-- BEGIN --

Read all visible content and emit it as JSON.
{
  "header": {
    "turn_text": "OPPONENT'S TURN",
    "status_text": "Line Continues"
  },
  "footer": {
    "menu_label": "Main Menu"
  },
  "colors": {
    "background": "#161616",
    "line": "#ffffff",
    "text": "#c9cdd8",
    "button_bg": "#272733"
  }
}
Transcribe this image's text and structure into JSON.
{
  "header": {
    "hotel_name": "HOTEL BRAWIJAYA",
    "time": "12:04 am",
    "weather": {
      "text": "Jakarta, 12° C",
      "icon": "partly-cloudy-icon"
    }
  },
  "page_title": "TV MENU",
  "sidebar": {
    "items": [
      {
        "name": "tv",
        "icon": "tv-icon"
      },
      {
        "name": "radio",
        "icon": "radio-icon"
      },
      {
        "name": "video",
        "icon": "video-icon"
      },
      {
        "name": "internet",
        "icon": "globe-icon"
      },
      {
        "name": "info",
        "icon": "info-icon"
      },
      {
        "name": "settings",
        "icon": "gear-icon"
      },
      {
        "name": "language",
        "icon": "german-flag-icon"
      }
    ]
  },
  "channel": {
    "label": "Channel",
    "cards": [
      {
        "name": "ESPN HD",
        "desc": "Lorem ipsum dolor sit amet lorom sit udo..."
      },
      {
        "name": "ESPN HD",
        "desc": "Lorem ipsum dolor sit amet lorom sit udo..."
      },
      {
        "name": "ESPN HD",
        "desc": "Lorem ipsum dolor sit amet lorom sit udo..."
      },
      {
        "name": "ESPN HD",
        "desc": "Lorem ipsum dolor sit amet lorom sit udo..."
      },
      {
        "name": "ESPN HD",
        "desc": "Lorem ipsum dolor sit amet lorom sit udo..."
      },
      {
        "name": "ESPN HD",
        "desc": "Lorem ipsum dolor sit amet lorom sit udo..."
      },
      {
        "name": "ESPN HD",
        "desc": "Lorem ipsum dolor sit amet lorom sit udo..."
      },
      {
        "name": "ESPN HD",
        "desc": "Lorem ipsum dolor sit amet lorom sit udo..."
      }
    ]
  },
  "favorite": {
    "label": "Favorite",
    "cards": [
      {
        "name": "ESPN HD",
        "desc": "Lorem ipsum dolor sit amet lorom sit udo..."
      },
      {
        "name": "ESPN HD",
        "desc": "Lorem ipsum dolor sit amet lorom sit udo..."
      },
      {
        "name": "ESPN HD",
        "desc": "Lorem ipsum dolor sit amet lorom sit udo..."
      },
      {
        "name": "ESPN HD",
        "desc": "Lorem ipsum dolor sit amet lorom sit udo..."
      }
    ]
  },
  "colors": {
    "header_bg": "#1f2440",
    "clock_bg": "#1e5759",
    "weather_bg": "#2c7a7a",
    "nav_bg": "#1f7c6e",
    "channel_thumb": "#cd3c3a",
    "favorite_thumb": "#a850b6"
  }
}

-- END --

**Request:**
Pick out the lines that contain "icon" and copy them.

**Full answer:**
      "icon": "partly-cloudy-icon"
        "icon": "tv-icon"
        "icon": "radio-icon"
        "icon": "video-icon"
        "icon": "globe-icon"
        "icon": "info-icon"
        "icon": "gear-icon"
        "icon": "german-flag-icon"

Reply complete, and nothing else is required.